SELECTED EXCERPT:

------------------------

Keep an eye on Maine's gubernatorial primary today not to see who wins (because we might not actually have a winner declared this evening) but to see how the winners are selected.

Today's primary marks the launch of Maine's use of ranked-choice voting for determining the winners of several state-level elected offices. It will be used to decide which Democrat and which Republican will face off in November (along with several independent and third-party candidates).

In ranked-choice voting, rather than just picking a single winner, voters can rank their preferences. In order to win a ranked-choice vote, the top candidate must get a majority of the vote among all the candidates. Getting a plurality is not enough—it has to be more than 50 percent. If no candidate gets a majority, the candidate with the least votes is ejected. Then the votes are tallied again, but the votes from those who went to the ejected candidate now go to their second-ranked choice. And so it goes until one candidate claims more than 50 percent of the vote. That candidate is the winner.

------------------------

RECORDED DATA:

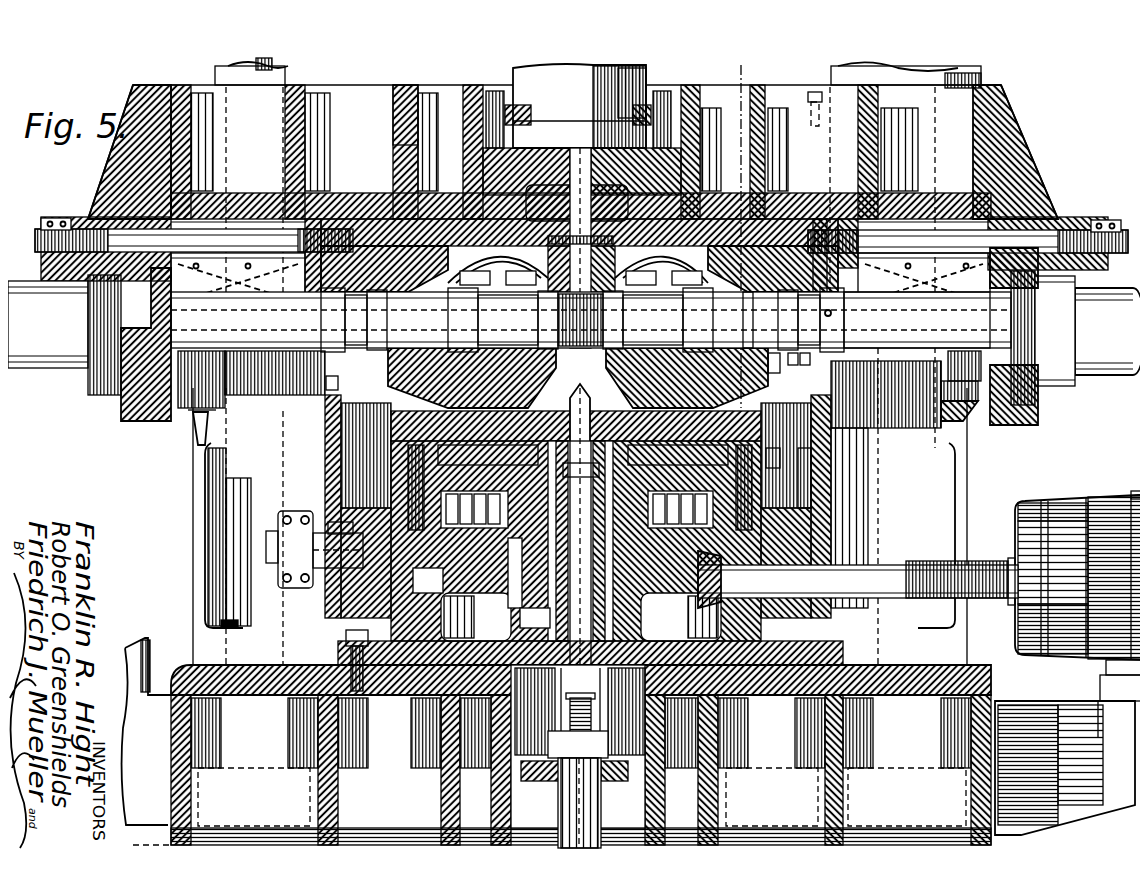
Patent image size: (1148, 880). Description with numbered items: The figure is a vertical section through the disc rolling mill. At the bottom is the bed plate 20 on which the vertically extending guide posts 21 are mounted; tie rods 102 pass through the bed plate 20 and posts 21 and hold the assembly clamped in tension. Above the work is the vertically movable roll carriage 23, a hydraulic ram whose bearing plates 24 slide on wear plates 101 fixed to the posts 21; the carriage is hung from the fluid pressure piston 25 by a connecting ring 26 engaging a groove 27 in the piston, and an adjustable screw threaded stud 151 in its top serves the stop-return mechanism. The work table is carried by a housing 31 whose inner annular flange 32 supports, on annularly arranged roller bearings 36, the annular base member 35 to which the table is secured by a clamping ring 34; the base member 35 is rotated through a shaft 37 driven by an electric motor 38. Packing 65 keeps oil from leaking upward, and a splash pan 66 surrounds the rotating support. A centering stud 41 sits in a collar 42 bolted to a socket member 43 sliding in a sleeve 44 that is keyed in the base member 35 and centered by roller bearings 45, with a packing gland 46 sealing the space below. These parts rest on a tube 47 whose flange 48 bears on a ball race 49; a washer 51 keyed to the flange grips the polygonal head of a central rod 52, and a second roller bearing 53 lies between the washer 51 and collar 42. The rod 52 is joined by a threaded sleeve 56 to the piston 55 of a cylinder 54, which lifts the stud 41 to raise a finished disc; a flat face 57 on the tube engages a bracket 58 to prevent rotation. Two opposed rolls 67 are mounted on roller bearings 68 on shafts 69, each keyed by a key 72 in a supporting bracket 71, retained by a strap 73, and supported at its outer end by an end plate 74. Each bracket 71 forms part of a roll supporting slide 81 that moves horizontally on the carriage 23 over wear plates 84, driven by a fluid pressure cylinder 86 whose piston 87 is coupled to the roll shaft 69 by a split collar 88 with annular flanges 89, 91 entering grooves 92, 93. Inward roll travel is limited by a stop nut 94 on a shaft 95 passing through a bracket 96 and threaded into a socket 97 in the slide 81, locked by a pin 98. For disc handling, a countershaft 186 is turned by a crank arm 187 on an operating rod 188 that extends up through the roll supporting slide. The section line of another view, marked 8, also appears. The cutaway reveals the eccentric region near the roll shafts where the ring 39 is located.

------------------------

WRITTEN REQUEST: From the piece on Maine's ranked-choice primary, quote word for word the stretch that begins with the words containing "Keep an eye" and ends with "and third-party candidates).".

WORKED ANSWER:
Keep an eye on Maine's gubernatorial primary today not to see who wins (because we might not actually have a winner declared this evening) but to see how the winners are selected.

Today's primary marks the launch of Maine's use of ranked-choice voting for determining the winners of several state-level elected offices. It will be used to decide which Democrat and which Republican will face off in November (along with several independent and third-party candidates).